-- start Data extract --

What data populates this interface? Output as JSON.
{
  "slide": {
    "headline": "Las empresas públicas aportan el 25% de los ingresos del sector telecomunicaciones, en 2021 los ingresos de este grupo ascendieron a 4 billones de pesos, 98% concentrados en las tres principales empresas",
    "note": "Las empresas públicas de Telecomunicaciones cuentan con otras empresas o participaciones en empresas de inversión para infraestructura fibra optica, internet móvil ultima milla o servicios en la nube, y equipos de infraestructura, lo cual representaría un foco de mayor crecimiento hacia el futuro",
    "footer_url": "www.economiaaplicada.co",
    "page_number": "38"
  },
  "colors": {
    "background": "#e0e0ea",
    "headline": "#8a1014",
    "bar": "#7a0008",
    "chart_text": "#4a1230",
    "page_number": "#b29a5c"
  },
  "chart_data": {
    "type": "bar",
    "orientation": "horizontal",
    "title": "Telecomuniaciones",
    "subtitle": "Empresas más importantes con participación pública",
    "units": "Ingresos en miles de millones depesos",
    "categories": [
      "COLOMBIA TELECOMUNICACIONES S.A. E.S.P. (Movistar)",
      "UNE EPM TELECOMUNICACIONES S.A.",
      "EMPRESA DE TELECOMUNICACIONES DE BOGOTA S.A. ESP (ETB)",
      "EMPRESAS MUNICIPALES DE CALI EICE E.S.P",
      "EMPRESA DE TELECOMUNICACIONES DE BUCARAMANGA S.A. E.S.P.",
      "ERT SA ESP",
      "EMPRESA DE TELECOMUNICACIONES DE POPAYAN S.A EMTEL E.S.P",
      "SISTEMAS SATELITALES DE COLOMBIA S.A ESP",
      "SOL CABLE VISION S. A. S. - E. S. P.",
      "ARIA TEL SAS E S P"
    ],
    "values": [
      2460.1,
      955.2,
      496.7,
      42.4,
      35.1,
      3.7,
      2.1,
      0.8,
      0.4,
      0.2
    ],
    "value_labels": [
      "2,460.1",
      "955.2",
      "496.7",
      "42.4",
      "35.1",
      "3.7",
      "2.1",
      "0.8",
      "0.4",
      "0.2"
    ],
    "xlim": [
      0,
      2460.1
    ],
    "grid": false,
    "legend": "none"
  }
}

-- end Data extract --

* Written request
Copy all the lines, exactly.

* Solution to this task
What data populates this interface? Output as JSON.
{
  "slide": {
    "headline": "Las empresas públicas aportan el 25% de los ingresos del sector telecomunicaciones, en 2021 los ingresos de este grupo ascendieron a 4 billones de pesos, 98% concentrados en las tres principales empresas",
    "note": "Las empresas públicas de Telecomunicaciones cuentan con otras empresas o participaciones en empresas de inversión para infraestructura fibra optica, internet móvil ultima milla o servicios en la nube, y equipos de infraestructura, lo cual representaría un foco de mayor crecimiento hacia el futuro",
    "footer_url": "www.economiaaplicada.co",
    "page_number": "38"
  },
  "colors": {
    "background": "#e0e0ea",
    "headline": "#8a1014",
    "bar": "#7a0008",
    "chart_text": "#4a1230",
    "page_number": "#b29a5c"
  },
  "chart_data": {
    "type": "bar",
    "orientation": "horizontal",
    "title": "Telecomuniaciones",
    "subtitle": "Empresas más importantes con participación pública",
    "units": "Ingresos en miles de millones depesos",
    "categories": [
      "COLOMBIA TELECOMUNICACIONES S.A. E.S.P. (Movistar)",
      "UNE EPM TELECOMUNICACIONES S.A.",
      "EMPRESA DE TELECOMUNICACIONES DE BOGOTA S.A. ESP (ETB)",
      "EMPRESAS MUNICIPALES DE CALI EICE E.S.P",
      "EMPRESA DE TELECOMUNICACIONES DE BUCARAMANGA S.A. E.S.P.",
      "ERT SA ESP",
      "EMPRESA DE TELECOMUNICACIONES DE POPAYAN S.A EMTEL E.S.P",
      "SISTEMAS SATELITALES DE COLOMBIA S.A ESP",
      "SOL CABLE VISION S. A. S. - E. S. P.",
      "ARIA TEL SAS E S P"
    ],
    "values": [
      2460.1,
      955.2,
      496.7,
      42.4,
      35.1,
      3.7,
      2.1,
      0.8,
      0.4,
      0.2
    ],
    "value_labels": [
      "2,460.1",
      "955.2",
      "496.7",
      "42.4",
      "35.1",
      "3.7",
      "2.1",
      "0.8",
      "0.4",
      "0.2"
    ],
    "xlim": [
      0,
      2460.1
    ],
    "grid": false,
    "legend": "none"
  }
}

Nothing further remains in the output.